What is asked.
Lines that include the word "image" are the ones to copy.

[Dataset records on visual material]
● ● ● ●

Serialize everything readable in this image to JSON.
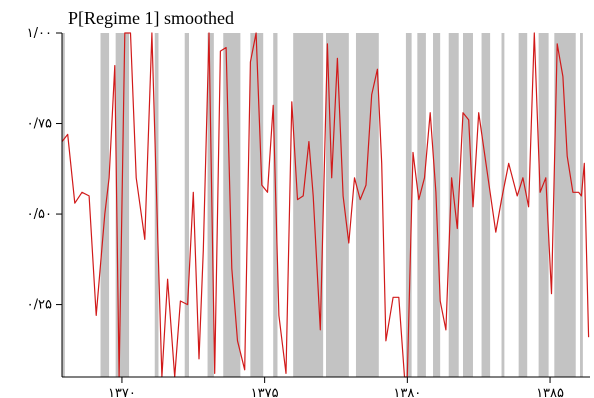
{
  "chart_data": {
    "type": "line",
    "title": "P[Regime 1] smoothed",
    "xlabel": "",
    "ylabel": "",
    "xlim": [
      1367.9,
      1386.4
    ],
    "ylim": [
      0.05,
      1.0
    ],
    "grid": false,
    "legend": "none",
    "y_ticks": [
      {
        "value": 1.0,
        "label": "۱/۰۰"
      },
      {
        "value": 0.75,
        "label": "۰/۷۵"
      },
      {
        "value": 0.5,
        "label": "۰/۵۰"
      },
      {
        "value": 0.25,
        "label": "۰/۲۵"
      }
    ],
    "x_ticks": [
      {
        "value": 1370,
        "label": "۱۳۷۰"
      },
      {
        "value": 1375,
        "label": "۱۳۷۵"
      },
      {
        "value": 1380,
        "label": "۱۳۸۰"
      },
      {
        "value": 1385,
        "label": "۱۳۸۵"
      }
    ],
    "shaded_regimes": [
      [
        1367.9,
        1368.0
      ],
      [
        1369.25,
        1369.55
      ],
      [
        1369.78,
        1370.25
      ],
      [
        1371.15,
        1371.28
      ],
      [
        1372.2,
        1372.35
      ],
      [
        1373.0,
        1373.22
      ],
      [
        1373.55,
        1374.15
      ],
      [
        1374.5,
        1374.95
      ],
      [
        1375.3,
        1375.45
      ],
      [
        1376.0,
        1377.05
      ],
      [
        1377.15,
        1377.95
      ],
      [
        1378.2,
        1379.0
      ],
      [
        1379.95,
        1380.15
      ],
      [
        1380.35,
        1380.65
      ],
      [
        1380.9,
        1381.15
      ],
      [
        1381.45,
        1381.8
      ],
      [
        1381.95,
        1382.3
      ],
      [
        1382.6,
        1382.9
      ],
      [
        1383.3,
        1383.4
      ],
      [
        1383.9,
        1384.2
      ],
      [
        1384.6,
        1384.95
      ],
      [
        1385.15,
        1385.9
      ],
      [
        1386.05,
        1386.15
      ]
    ],
    "series": [
      {
        "color": "#d11a1a",
        "points": [
          [
            1367.9,
            0.7
          ],
          [
            1368.1,
            0.72
          ],
          [
            1368.35,
            0.53
          ],
          [
            1368.6,
            0.56
          ],
          [
            1368.85,
            0.55
          ],
          [
            1369.1,
            0.22
          ],
          [
            1369.4,
            0.5
          ],
          [
            1369.55,
            0.6
          ],
          [
            1369.75,
            0.91
          ],
          [
            1369.9,
            0.05
          ],
          [
            1370.1,
            1.0
          ],
          [
            1370.3,
            1.0
          ],
          [
            1370.5,
            0.6
          ],
          [
            1370.8,
            0.43
          ],
          [
            1371.05,
            1.0
          ],
          [
            1371.25,
            0.45
          ],
          [
            1371.4,
            0.05
          ],
          [
            1371.6,
            0.32
          ],
          [
            1371.85,
            0.05
          ],
          [
            1372.05,
            0.26
          ],
          [
            1372.3,
            0.25
          ],
          [
            1372.5,
            0.56
          ],
          [
            1372.7,
            0.1
          ],
          [
            1372.85,
            0.4
          ],
          [
            1373.05,
            1.0
          ],
          [
            1373.25,
            0.06
          ],
          [
            1373.45,
            0.95
          ],
          [
            1373.65,
            0.96
          ],
          [
            1373.85,
            0.35
          ],
          [
            1374.05,
            0.15
          ],
          [
            1374.3,
            0.07
          ],
          [
            1374.5,
            0.92
          ],
          [
            1374.7,
            1.0
          ],
          [
            1374.9,
            0.58
          ],
          [
            1375.1,
            0.56
          ],
          [
            1375.3,
            0.8
          ],
          [
            1375.5,
            0.22
          ],
          [
            1375.75,
            0.06
          ],
          [
            1375.95,
            0.81
          ],
          [
            1376.15,
            0.54
          ],
          [
            1376.35,
            0.55
          ],
          [
            1376.55,
            0.7
          ],
          [
            1376.7,
            0.55
          ],
          [
            1376.95,
            0.18
          ],
          [
            1377.2,
            0.97
          ],
          [
            1377.35,
            0.6
          ],
          [
            1377.55,
            0.93
          ],
          [
            1377.75,
            0.55
          ],
          [
            1377.95,
            0.42
          ],
          [
            1378.15,
            0.6
          ],
          [
            1378.35,
            0.54
          ],
          [
            1378.55,
            0.58
          ],
          [
            1378.75,
            0.83
          ],
          [
            1378.95,
            0.9
          ],
          [
            1379.1,
            0.64
          ],
          [
            1379.25,
            0.15
          ],
          [
            1379.5,
            0.27
          ],
          [
            1379.7,
            0.27
          ],
          [
            1379.9,
            0.05
          ],
          [
            1380.0,
            0.05
          ],
          [
            1380.2,
            0.67
          ],
          [
            1380.4,
            0.54
          ],
          [
            1380.6,
            0.6
          ],
          [
            1380.8,
            0.78
          ],
          [
            1381.0,
            0.56
          ],
          [
            1381.15,
            0.26
          ],
          [
            1381.35,
            0.18
          ],
          [
            1381.55,
            0.6
          ],
          [
            1381.75,
            0.46
          ],
          [
            1381.95,
            0.78
          ],
          [
            1382.15,
            0.76
          ],
          [
            1382.3,
            0.52
          ],
          [
            1382.5,
            0.78
          ],
          [
            1382.7,
            0.67
          ],
          [
            1382.9,
            0.56
          ],
          [
            1383.1,
            0.45
          ],
          [
            1383.3,
            0.54
          ],
          [
            1383.55,
            0.64
          ],
          [
            1383.85,
            0.55
          ],
          [
            1384.05,
            0.6
          ],
          [
            1384.25,
            0.52
          ],
          [
            1384.45,
            1.0
          ],
          [
            1384.65,
            0.56
          ],
          [
            1384.85,
            0.6
          ],
          [
            1385.05,
            0.28
          ],
          [
            1385.25,
            0.97
          ],
          [
            1385.45,
            0.88
          ],
          [
            1385.6,
            0.66
          ],
          [
            1385.8,
            0.56
          ],
          [
            1386.0,
            0.56
          ],
          [
            1386.1,
            0.55
          ],
          [
            1386.2,
            0.64
          ],
          [
            1386.35,
            0.16
          ]
        ]
      }
    ]
  }
}
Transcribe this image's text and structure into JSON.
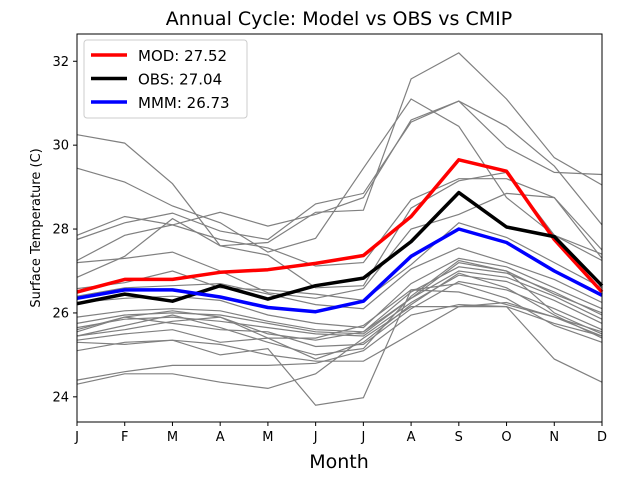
{
  "chart_data": {
    "type": "line",
    "title": "Annual Cycle: Model vs OBS vs CMIP",
    "xlabel": "Month",
    "ylabel": "Surface Temperature (C)",
    "categories": [
      "J",
      "F",
      "M",
      "A",
      "M",
      "J",
      "J",
      "A",
      "S",
      "O",
      "N",
      "D"
    ],
    "ylim": [
      23.4,
      32.65
    ],
    "yticks": [
      24,
      26,
      28,
      30,
      32
    ],
    "legend_position": "top-left",
    "colors": {
      "mod": "#ff0000",
      "obs": "#000000",
      "mmm": "#0000ff",
      "ensemble": "#808080"
    },
    "series": [
      {
        "name": "MOD",
        "legend": "MOD: 27.52",
        "color": "#ff0000",
        "values": [
          26.5,
          26.8,
          26.8,
          26.97,
          27.03,
          27.18,
          27.37,
          28.3,
          29.65,
          29.38,
          27.75,
          26.5
        ]
      },
      {
        "name": "OBS",
        "legend": "OBS: 27.04",
        "color": "#000000",
        "values": [
          26.22,
          26.45,
          26.28,
          26.65,
          26.33,
          26.65,
          26.83,
          27.7,
          28.87,
          28.05,
          27.82,
          26.65
        ]
      },
      {
        "name": "MMM",
        "legend": "MMM: 26.73",
        "color": "#0000ff",
        "values": [
          26.35,
          26.55,
          26.55,
          26.38,
          26.13,
          26.03,
          26.28,
          27.35,
          28.0,
          27.68,
          27.0,
          26.42
        ]
      }
    ],
    "ensemble": [
      [
        30.25,
        30.05,
        29.08,
        27.6,
        27.68,
        28.4,
        28.45,
        31.58,
        32.2,
        31.1,
        29.7,
        29.05
      ],
      [
        29.45,
        29.12,
        28.55,
        28.15,
        27.45,
        27.78,
        29.45,
        31.1,
        30.45,
        28.75,
        27.85,
        27.25
      ],
      [
        27.85,
        28.3,
        28.1,
        28.4,
        28.07,
        28.35,
        28.75,
        30.6,
        31.05,
        29.95,
        29.35,
        29.3
      ],
      [
        27.75,
        28.15,
        28.38,
        27.95,
        27.75,
        28.6,
        28.85,
        30.55,
        31.05,
        30.45,
        29.5,
        28.1
      ],
      [
        27.25,
        27.85,
        28.1,
        27.75,
        27.55,
        27.12,
        27.2,
        28.7,
        29.2,
        29.2,
        28.75,
        27.5
      ],
      [
        26.85,
        27.35,
        28.25,
        27.6,
        27.38,
        26.6,
        26.65,
        28.5,
        29.15,
        29.35,
        27.85,
        27.4
      ],
      [
        27.2,
        27.3,
        27.45,
        27.0,
        26.48,
        26.35,
        26.58,
        28.0,
        28.35,
        28.85,
        28.75,
        27.3
      ],
      [
        26.58,
        26.72,
        27.0,
        26.6,
        26.55,
        26.45,
        26.3,
        27.15,
        28.15,
        27.8,
        27.2,
        26.6
      ],
      [
        26.4,
        26.6,
        26.65,
        26.7,
        26.45,
        26.2,
        26.1,
        27.05,
        27.55,
        27.2,
        26.8,
        26.25
      ],
      [
        26.25,
        26.35,
        26.4,
        26.3,
        25.95,
        25.75,
        25.65,
        26.7,
        27.3,
        27.1,
        26.6,
        26.1
      ],
      [
        25.9,
        26.05,
        26.1,
        26.05,
        25.8,
        25.6,
        25.55,
        26.5,
        27.1,
        26.95,
        26.5,
        25.95
      ],
      [
        25.75,
        25.95,
        26.0,
        25.95,
        25.75,
        25.55,
        25.5,
        26.35,
        27.0,
        26.85,
        26.4,
        25.85
      ],
      [
        25.65,
        25.85,
        25.9,
        25.8,
        25.65,
        25.5,
        25.45,
        26.25,
        26.9,
        26.75,
        26.3,
        25.75
      ],
      [
        25.55,
        25.9,
        25.75,
        25.6,
        25.55,
        25.2,
        25.25,
        26.1,
        26.75,
        26.55,
        26.1,
        25.6
      ],
      [
        25.45,
        25.7,
        25.95,
        25.65,
        25.3,
        25.0,
        25.15,
        26.4,
        27.25,
        27.0,
        26.0,
        25.5
      ],
      [
        25.45,
        25.6,
        25.8,
        25.9,
        25.4,
        24.9,
        25.3,
        26.2,
        26.95,
        26.6,
        25.95,
        25.4
      ],
      [
        25.35,
        25.5,
        25.6,
        25.3,
        25.4,
        25.4,
        25.7,
        26.55,
        26.5,
        26.2,
        25.9,
        25.55
      ],
      [
        25.3,
        25.25,
        25.35,
        25.25,
        25.0,
        24.85,
        24.85,
        25.5,
        26.15,
        26.15,
        25.75,
        25.45
      ],
      [
        25.1,
        25.3,
        25.35,
        25.0,
        25.15,
        23.8,
        23.98,
        26.55,
        26.7,
        26.35,
        25.7,
        25.3
      ],
      [
        24.4,
        24.6,
        24.75,
        24.75,
        24.75,
        24.8,
        25.1,
        25.95,
        26.2,
        26.15,
        24.9,
        24.35
      ],
      [
        24.3,
        24.55,
        24.55,
        24.35,
        24.2,
        24.55,
        25.4,
        26.15,
        26.15,
        26.25,
        25.9,
        25.45
      ],
      [
        25.6,
        25.9,
        26.05,
        25.9,
        25.5,
        25.35,
        25.55,
        26.35,
        27.2,
        27.0,
        26.45,
        26.0
      ]
    ]
  }
}
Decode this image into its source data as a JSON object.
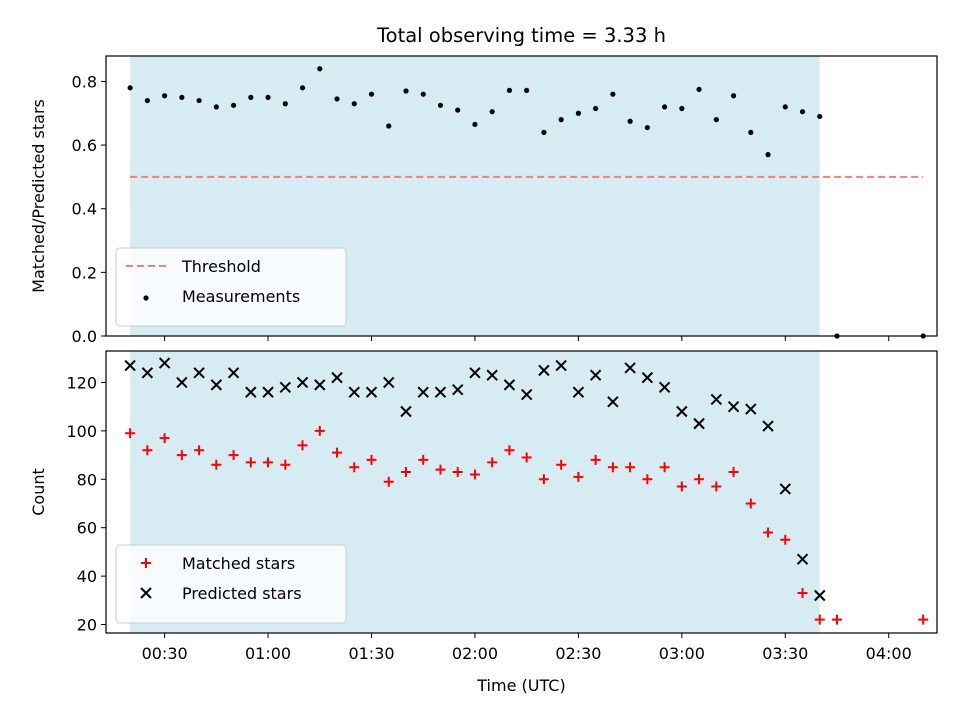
{
  "chart_data": [
    {
      "type": "scatter",
      "title": "Total observing time = 3.33 h",
      "ylabel": "Matched/Predicted stars",
      "xlabel": "",
      "xlim": [
        "00:13",
        "04:14"
      ],
      "ylim": [
        0,
        0.88
      ],
      "yticks": [
        0.0,
        0.2,
        0.4,
        0.6,
        0.8
      ],
      "ytick_labels": [
        "0.0",
        "0.2",
        "0.4",
        "0.6",
        "0.8"
      ],
      "observing_span": [
        "00:20",
        "03:40"
      ],
      "legend": {
        "position": "lower-left"
      },
      "threshold": {
        "name": "Threshold",
        "value": 0.5,
        "x": [
          "00:20",
          "04:10"
        ],
        "color": "#f08080",
        "style": "dashed"
      },
      "series": [
        {
          "name": "Measurements",
          "marker": "dot",
          "color": "#000000",
          "points": [
            [
              "00:20",
              0.78
            ],
            [
              "00:25",
              0.74
            ],
            [
              "00:30",
              0.755
            ],
            [
              "00:35",
              0.75
            ],
            [
              "00:40",
              0.74
            ],
            [
              "00:45",
              0.72
            ],
            [
              "00:50",
              0.725
            ],
            [
              "00:55",
              0.75
            ],
            [
              "01:00",
              0.75
            ],
            [
              "01:05",
              0.73
            ],
            [
              "01:10",
              0.78
            ],
            [
              "01:15",
              0.84
            ],
            [
              "01:20",
              0.745
            ],
            [
              "01:25",
              0.73
            ],
            [
              "01:30",
              0.76
            ],
            [
              "01:35",
              0.66
            ],
            [
              "01:40",
              0.77
            ],
            [
              "01:45",
              0.76
            ],
            [
              "01:50",
              0.725
            ],
            [
              "01:55",
              0.71
            ],
            [
              "02:00",
              0.665
            ],
            [
              "02:05",
              0.705
            ],
            [
              "02:10",
              0.772
            ],
            [
              "02:15",
              0.772
            ],
            [
              "02:20",
              0.64
            ],
            [
              "02:25",
              0.68
            ],
            [
              "02:30",
              0.7
            ],
            [
              "02:35",
              0.715
            ],
            [
              "02:40",
              0.76
            ],
            [
              "02:45",
              0.675
            ],
            [
              "02:50",
              0.655
            ],
            [
              "02:55",
              0.72
            ],
            [
              "03:00",
              0.715
            ],
            [
              "03:05",
              0.775
            ],
            [
              "03:10",
              0.68
            ],
            [
              "03:15",
              0.755
            ],
            [
              "03:20",
              0.64
            ],
            [
              "03:25",
              0.57
            ],
            [
              "03:30",
              0.72
            ],
            [
              "03:35",
              0.705
            ],
            [
              "03:40",
              0.69
            ],
            [
              "03:45",
              0.0
            ],
            [
              "04:10",
              0.0
            ]
          ]
        }
      ]
    },
    {
      "type": "scatter",
      "title": "",
      "ylabel": "Count",
      "xlabel": "Time (UTC)",
      "xlim": [
        "00:13",
        "04:14"
      ],
      "ylim": [
        16.5,
        133
      ],
      "yticks": [
        20,
        40,
        60,
        80,
        100,
        120
      ],
      "ytick_labels": [
        "20",
        "40",
        "60",
        "80",
        "100",
        "120"
      ],
      "xticks": [
        "00:30",
        "01:00",
        "01:30",
        "02:00",
        "02:30",
        "03:00",
        "03:30",
        "04:00"
      ],
      "observing_span": [
        "00:20",
        "03:40"
      ],
      "legend": {
        "position": "lower-left"
      },
      "series": [
        {
          "name": "Matched stars",
          "marker": "plus",
          "color": "#ff0000",
          "points": [
            [
              "00:20",
              99
            ],
            [
              "00:25",
              92
            ],
            [
              "00:30",
              97
            ],
            [
              "00:35",
              90
            ],
            [
              "00:40",
              92
            ],
            [
              "00:45",
              86
            ],
            [
              "00:50",
              90
            ],
            [
              "00:55",
              87
            ],
            [
              "01:00",
              87
            ],
            [
              "01:05",
              86
            ],
            [
              "01:10",
              94
            ],
            [
              "01:15",
              100
            ],
            [
              "01:20",
              91
            ],
            [
              "01:25",
              85
            ],
            [
              "01:30",
              88
            ],
            [
              "01:35",
              79
            ],
            [
              "01:40",
              83
            ],
            [
              "01:45",
              88
            ],
            [
              "01:50",
              84
            ],
            [
              "01:55",
              83
            ],
            [
              "02:00",
              82
            ],
            [
              "02:05",
              87
            ],
            [
              "02:10",
              92
            ],
            [
              "02:15",
              89
            ],
            [
              "02:20",
              80
            ],
            [
              "02:25",
              86
            ],
            [
              "02:30",
              81
            ],
            [
              "02:35",
              88
            ],
            [
              "02:40",
              85
            ],
            [
              "02:45",
              85
            ],
            [
              "02:50",
              80
            ],
            [
              "02:55",
              85
            ],
            [
              "03:00",
              77
            ],
            [
              "03:05",
              80
            ],
            [
              "03:10",
              77
            ],
            [
              "03:15",
              83
            ],
            [
              "03:20",
              70
            ],
            [
              "03:25",
              58
            ],
            [
              "03:30",
              55
            ],
            [
              "03:35",
              33
            ],
            [
              "03:40",
              22
            ],
            [
              "03:45",
              22
            ],
            [
              "04:10",
              22
            ]
          ]
        },
        {
          "name": "Predicted stars",
          "marker": "x",
          "color": "#000000",
          "points": [
            [
              "00:20",
              127
            ],
            [
              "00:25",
              124
            ],
            [
              "00:30",
              128
            ],
            [
              "00:35",
              120
            ],
            [
              "00:40",
              124
            ],
            [
              "00:45",
              119
            ],
            [
              "00:50",
              124
            ],
            [
              "00:55",
              116
            ],
            [
              "01:00",
              116
            ],
            [
              "01:05",
              118
            ],
            [
              "01:10",
              120
            ],
            [
              "01:15",
              119
            ],
            [
              "01:20",
              122
            ],
            [
              "01:25",
              116
            ],
            [
              "01:30",
              116
            ],
            [
              "01:35",
              120
            ],
            [
              "01:40",
              108
            ],
            [
              "01:45",
              116
            ],
            [
              "01:50",
              116
            ],
            [
              "01:55",
              117
            ],
            [
              "02:00",
              124
            ],
            [
              "02:05",
              123
            ],
            [
              "02:10",
              119
            ],
            [
              "02:15",
              115
            ],
            [
              "02:20",
              125
            ],
            [
              "02:25",
              127
            ],
            [
              "02:30",
              116
            ],
            [
              "02:35",
              123
            ],
            [
              "02:40",
              112
            ],
            [
              "02:45",
              126
            ],
            [
              "02:50",
              122
            ],
            [
              "02:55",
              118
            ],
            [
              "03:00",
              108
            ],
            [
              "03:05",
              103
            ],
            [
              "03:10",
              113
            ],
            [
              "03:15",
              110
            ],
            [
              "03:20",
              109
            ],
            [
              "03:25",
              102
            ],
            [
              "03:30",
              76
            ],
            [
              "03:35",
              47
            ],
            [
              "03:40",
              32
            ]
          ]
        }
      ]
    }
  ]
}
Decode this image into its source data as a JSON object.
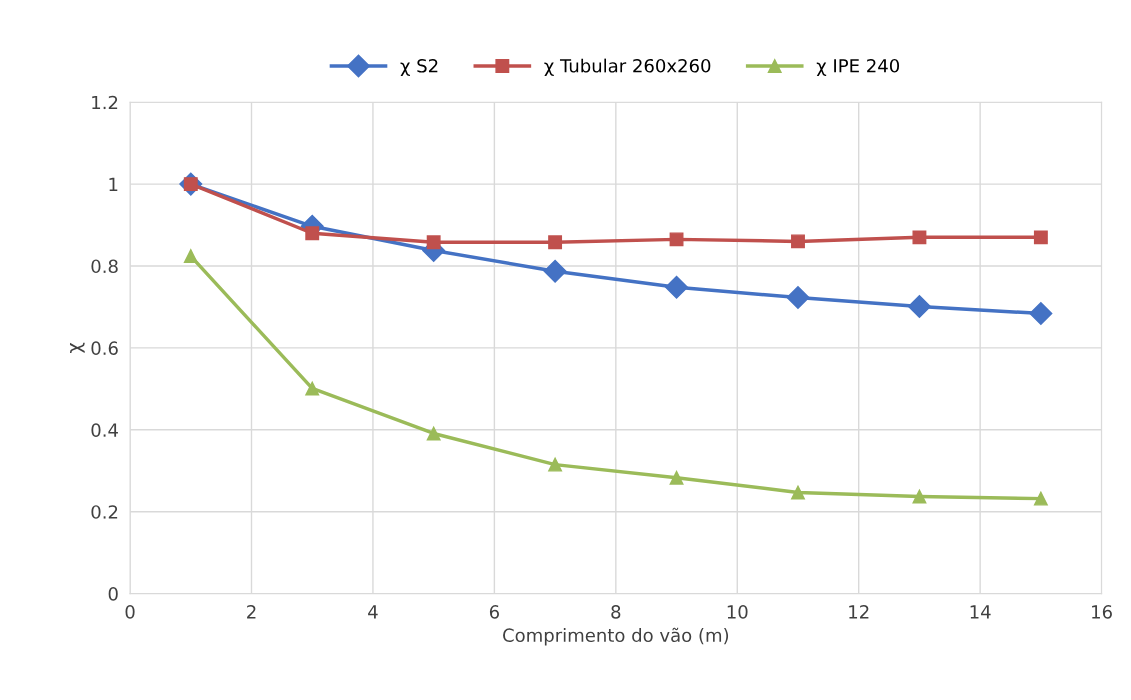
{
  "chart_data": {
    "type": "line",
    "xlabel": "Comprimento do vão (m)",
    "ylabel": "χ",
    "x": [
      1,
      3,
      5,
      7,
      9,
      11,
      13,
      15
    ],
    "series": [
      {
        "name": "χ S2",
        "color": "#4472c4",
        "marker": "diamond",
        "values": [
          1.0,
          0.897,
          0.838,
          0.787,
          0.748,
          0.723,
          0.701,
          0.684
        ]
      },
      {
        "name": "χ Tubular 260x260",
        "color": "#c0504d",
        "marker": "square",
        "values": [
          1.0,
          0.88,
          0.858,
          0.858,
          0.865,
          0.86,
          0.87,
          0.87
        ]
      },
      {
        "name": "χ IPE 240",
        "color": "#9bbb59",
        "marker": "triangle",
        "values": [
          0.824,
          0.501,
          0.391,
          0.315,
          0.283,
          0.247,
          0.237,
          0.232
        ]
      }
    ],
    "xlim": [
      0,
      16
    ],
    "xticks": [
      0,
      2,
      4,
      6,
      8,
      10,
      12,
      14,
      16
    ],
    "ylim": [
      0,
      1.2
    ],
    "yticks": [
      0,
      0.2,
      0.4,
      0.6,
      0.8,
      1,
      1.2
    ],
    "grid": true,
    "legend": "top",
    "line_style": "solid"
  }
}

● ● ● ●

Final answer.
Serialize everything readable in this image to JSON.
Transcribe this image's text and structure into JSON.
Decode this image into its source data as a JSON object.
Decode this image into its source data as a JSON object.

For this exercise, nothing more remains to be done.